__Job__
Pull each line holding the word "услуг" from the data.

__Rows__
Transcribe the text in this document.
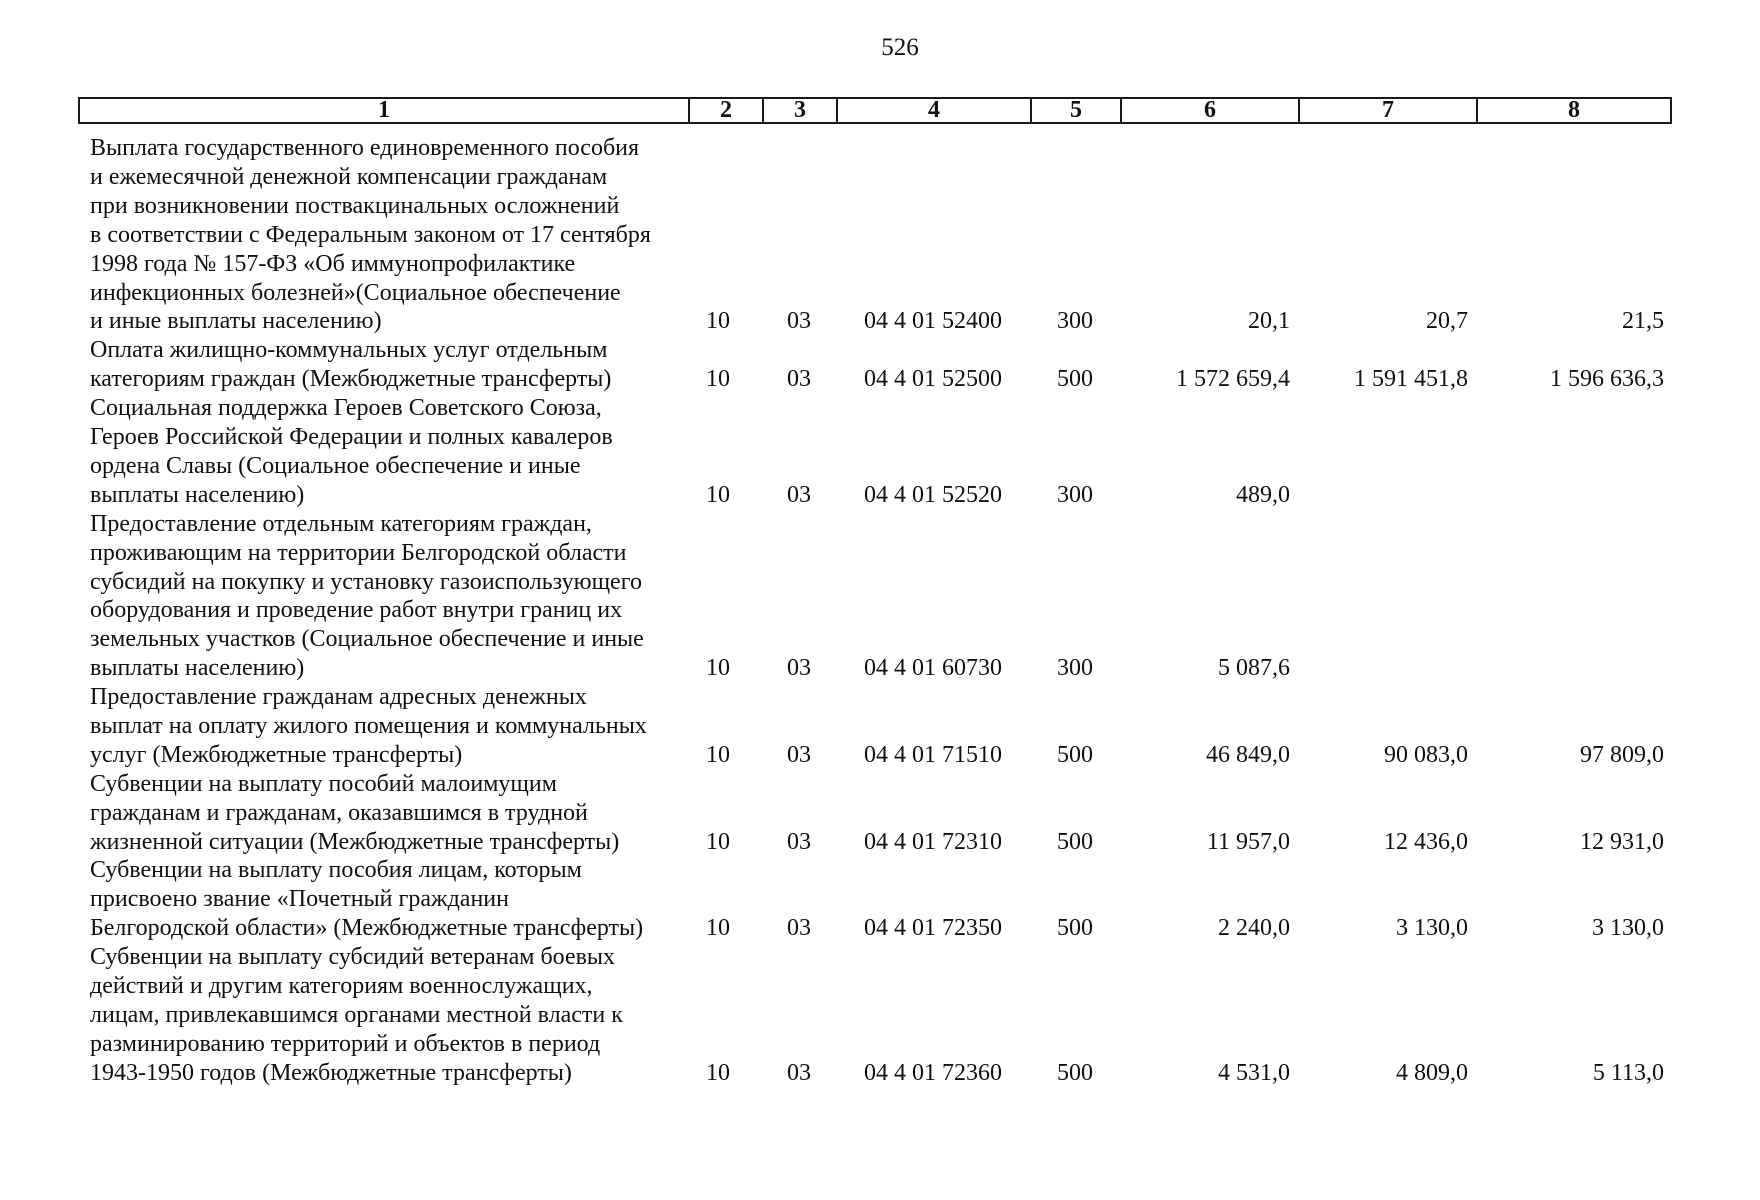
526
1	2	3	4	5	6	7	8
Выплата государственного единовременного пособия
и ежемесячной денежной компенсации гражданам
при возникновении поствакцинальных осложнений
в соответствии с Федеральным законом от 17 сентября
1998 года № 157-ФЗ «Об иммунопрофилактике
инфекционных болезней»(Социальное обеспечение
и иные выплаты населению)	10	03	04 4 01 52400	300	20,1	20,7	21,5
Оплата жилищно-коммунальных услуг отдельным
категориям граждан (Межбюджетные трансферты)	10	03	04 4 01 52500	500	1 572 659,4	1 591 451,8	1 596 636,3
Социальная поддержка Героев Советского Союза,
Героев Российской Федерации и полных кавалеров
ордена Славы (Социальное обеспечение и иные
выплаты населению)	10	03	04 4 01 52520	300	489,0
Предоставление отдельным категориям граждан,
проживающим на территории Белгородской области
субсидий на покупку и установку газоиспользующего
оборудования и проведение работ внутри границ их
земельных участков (Социальное обеспечение и иные
выплаты населению)	10	03	04 4 01 60730	300	5 087,6
Предоставление гражданам адресных денежных
выплат на оплату жилого помещения и коммунальных
услуг (Межбюджетные трансферты)	10	03	04 4 01 71510	500	46 849,0	90 083,0	97 809,0
Субвенции на выплату пособий малоимущим
гражданам и гражданам, оказавшимся в трудной
жизненной ситуации (Межбюджетные трансферты)	10	03	04 4 01 72310	500	11 957,0	12 436,0	12 931,0
Субвенции на выплату пособия лицам, которым
присвоено звание «Почетный гражданин
Белгородской области» (Межбюджетные трансферты)	10	03	04 4 01 72350	500	2 240,0	3 130,0	3 130,0
Субвенции на выплату субсидий ветеранам боевых
действий и другим категориям военнослужащих,
лицам, привлекавшимся органами местной власти к
разминированию территорий и объектов в период
1943-1950 годов (Межбюджетные трансферты)	10	03	04 4 01 72360	500	4 531,0	4 809,0	5 113,0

__The solution__
Оплата жилищно-коммунальных услуг отдельным
услуг (Межбюджетные трансферты)	10	03	04 4 01 71510	500	46 849,0	90 083,0	97 809,0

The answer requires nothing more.